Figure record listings
----------------

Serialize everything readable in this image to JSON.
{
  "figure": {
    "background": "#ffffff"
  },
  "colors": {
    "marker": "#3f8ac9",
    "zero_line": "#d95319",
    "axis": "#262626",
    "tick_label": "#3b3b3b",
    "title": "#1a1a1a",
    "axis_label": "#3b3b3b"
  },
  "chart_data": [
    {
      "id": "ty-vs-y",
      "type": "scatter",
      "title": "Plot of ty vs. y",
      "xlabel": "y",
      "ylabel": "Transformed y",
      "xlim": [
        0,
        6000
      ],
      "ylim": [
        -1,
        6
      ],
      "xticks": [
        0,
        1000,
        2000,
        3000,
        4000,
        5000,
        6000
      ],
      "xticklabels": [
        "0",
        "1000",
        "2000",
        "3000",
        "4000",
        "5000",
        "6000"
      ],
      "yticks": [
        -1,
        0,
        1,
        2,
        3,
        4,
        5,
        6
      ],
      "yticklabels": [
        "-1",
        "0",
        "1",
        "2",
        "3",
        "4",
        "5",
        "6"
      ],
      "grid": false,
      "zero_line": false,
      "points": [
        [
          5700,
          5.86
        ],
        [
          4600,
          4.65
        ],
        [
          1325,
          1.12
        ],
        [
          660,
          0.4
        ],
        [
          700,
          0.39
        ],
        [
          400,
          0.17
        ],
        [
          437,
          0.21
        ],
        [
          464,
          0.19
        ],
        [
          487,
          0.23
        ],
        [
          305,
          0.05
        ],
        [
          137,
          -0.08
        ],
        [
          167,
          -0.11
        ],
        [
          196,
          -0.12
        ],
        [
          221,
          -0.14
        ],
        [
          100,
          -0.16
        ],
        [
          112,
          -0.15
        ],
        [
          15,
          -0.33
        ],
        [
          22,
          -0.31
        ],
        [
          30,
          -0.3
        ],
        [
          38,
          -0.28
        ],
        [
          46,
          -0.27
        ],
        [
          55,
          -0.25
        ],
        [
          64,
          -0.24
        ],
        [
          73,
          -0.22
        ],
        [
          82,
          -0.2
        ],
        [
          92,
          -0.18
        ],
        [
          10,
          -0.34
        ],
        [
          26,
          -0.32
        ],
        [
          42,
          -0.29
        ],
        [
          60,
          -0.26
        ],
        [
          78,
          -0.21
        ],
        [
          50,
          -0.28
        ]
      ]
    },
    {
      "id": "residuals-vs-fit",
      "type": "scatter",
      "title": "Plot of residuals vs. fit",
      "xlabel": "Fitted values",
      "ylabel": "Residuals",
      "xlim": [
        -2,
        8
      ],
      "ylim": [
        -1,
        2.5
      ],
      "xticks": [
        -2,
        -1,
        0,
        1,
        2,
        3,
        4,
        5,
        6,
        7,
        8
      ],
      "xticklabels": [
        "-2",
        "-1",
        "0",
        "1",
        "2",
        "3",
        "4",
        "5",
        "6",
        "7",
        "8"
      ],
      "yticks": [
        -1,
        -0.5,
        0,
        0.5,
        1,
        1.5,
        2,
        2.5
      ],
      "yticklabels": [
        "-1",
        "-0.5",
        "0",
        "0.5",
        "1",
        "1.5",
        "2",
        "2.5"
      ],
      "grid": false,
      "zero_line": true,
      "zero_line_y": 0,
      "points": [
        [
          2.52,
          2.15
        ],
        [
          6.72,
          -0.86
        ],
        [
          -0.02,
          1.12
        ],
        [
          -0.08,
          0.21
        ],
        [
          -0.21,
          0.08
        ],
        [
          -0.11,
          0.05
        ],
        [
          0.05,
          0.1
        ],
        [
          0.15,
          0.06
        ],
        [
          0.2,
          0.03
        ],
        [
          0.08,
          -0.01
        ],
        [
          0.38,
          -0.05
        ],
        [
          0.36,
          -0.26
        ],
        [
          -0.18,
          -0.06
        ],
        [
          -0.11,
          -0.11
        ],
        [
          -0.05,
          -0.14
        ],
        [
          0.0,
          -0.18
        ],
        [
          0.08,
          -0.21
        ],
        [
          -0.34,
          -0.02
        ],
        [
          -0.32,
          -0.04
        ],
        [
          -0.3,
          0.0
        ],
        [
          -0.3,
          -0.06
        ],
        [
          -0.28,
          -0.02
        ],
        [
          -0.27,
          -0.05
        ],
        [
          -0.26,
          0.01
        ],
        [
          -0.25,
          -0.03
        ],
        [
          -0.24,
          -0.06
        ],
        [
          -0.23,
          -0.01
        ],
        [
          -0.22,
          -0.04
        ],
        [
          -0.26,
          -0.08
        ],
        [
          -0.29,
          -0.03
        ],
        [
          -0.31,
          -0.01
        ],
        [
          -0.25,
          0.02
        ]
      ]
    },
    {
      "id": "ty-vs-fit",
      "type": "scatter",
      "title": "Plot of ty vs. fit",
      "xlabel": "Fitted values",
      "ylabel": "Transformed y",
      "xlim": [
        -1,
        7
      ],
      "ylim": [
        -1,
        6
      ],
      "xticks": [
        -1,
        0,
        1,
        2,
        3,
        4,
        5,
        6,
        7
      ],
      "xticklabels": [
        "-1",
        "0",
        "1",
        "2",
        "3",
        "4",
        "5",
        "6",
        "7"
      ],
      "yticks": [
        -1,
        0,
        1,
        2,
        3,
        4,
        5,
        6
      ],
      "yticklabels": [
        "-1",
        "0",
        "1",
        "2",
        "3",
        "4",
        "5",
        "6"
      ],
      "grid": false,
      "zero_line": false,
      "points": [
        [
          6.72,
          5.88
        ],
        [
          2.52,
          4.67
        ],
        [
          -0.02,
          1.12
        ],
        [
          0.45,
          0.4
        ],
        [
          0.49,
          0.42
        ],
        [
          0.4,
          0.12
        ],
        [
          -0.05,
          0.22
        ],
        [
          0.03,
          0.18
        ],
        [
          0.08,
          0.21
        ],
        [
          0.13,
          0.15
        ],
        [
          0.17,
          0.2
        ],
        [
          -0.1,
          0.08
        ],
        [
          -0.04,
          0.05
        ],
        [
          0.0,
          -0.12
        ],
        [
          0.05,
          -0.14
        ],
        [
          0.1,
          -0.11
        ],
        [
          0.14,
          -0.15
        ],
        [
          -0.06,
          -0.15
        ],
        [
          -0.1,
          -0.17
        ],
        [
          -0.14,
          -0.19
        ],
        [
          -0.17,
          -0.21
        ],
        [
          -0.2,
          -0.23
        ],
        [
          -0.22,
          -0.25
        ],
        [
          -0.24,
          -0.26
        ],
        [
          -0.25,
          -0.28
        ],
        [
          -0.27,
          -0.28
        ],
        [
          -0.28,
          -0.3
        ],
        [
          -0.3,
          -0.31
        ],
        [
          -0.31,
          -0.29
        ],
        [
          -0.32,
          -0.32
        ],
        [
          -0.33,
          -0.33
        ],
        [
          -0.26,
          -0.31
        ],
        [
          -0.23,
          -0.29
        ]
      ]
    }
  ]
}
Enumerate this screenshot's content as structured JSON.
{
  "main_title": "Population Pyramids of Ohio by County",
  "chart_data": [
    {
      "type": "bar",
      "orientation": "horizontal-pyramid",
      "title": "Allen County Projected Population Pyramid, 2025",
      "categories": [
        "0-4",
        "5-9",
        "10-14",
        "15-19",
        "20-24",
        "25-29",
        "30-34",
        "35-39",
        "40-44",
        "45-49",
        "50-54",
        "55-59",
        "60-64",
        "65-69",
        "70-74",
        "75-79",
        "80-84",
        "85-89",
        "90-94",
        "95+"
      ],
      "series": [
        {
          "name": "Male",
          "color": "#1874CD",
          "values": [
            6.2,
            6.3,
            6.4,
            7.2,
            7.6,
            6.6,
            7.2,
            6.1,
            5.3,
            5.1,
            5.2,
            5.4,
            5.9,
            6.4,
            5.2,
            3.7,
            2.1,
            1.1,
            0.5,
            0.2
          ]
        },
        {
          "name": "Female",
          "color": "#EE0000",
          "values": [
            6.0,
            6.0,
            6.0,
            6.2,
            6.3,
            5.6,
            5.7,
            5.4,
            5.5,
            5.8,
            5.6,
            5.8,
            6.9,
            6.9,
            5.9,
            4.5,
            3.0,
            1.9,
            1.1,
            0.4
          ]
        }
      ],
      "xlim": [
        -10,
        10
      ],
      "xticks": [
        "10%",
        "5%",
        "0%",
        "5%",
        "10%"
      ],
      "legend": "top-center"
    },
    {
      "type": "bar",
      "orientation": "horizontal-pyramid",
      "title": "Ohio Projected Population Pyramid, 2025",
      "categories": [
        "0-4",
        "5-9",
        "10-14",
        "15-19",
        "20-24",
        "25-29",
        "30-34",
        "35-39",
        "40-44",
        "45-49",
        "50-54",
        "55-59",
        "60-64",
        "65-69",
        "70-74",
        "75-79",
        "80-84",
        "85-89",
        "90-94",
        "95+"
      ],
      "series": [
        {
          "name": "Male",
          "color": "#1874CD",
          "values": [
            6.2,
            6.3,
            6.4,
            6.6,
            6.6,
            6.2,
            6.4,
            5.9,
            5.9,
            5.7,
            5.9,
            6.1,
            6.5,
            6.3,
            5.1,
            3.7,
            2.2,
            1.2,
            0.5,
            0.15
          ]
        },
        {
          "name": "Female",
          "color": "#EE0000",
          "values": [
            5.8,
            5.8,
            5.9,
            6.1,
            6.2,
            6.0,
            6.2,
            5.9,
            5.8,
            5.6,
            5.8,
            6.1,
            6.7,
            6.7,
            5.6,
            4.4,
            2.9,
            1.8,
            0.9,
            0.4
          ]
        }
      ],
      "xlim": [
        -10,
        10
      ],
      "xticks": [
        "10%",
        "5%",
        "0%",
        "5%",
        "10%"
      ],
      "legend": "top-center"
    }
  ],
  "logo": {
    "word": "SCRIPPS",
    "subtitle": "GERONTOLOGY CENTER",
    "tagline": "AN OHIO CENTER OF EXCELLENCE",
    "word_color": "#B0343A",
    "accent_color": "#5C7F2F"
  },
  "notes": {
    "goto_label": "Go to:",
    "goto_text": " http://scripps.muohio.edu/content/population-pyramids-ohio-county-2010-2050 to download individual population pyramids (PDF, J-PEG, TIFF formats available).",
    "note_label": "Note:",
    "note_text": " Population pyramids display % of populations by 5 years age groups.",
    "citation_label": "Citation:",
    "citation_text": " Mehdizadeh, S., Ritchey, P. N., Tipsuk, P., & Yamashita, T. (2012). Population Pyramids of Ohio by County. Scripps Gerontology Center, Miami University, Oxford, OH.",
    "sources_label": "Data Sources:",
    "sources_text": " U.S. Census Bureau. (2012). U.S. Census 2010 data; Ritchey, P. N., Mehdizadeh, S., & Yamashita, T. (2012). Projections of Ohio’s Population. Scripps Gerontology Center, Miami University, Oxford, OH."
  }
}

----------------

**WHAT TO WORK ON:** Find all lines with "Miami" in them and copy each one.

**SOLUTION FOR THIS TASK:**
    "citation_text": " Mehdizadeh, S., Ritchey, P. N., Tipsuk, P., & Yamashita, T. (2012). Population Pyramids of Ohio by County. Scripps Gerontology Center, Miami University, Oxford, OH.",
    "sources_text": " U.S. Census Bureau. (2012). U.S. Census 2010 data; Ritchey, P. N., Mehdizadeh, S., & Yamashita, T. (2012). Projections of Ohio’s Population. Scripps Gerontology Center, Miami University, Oxford, OH."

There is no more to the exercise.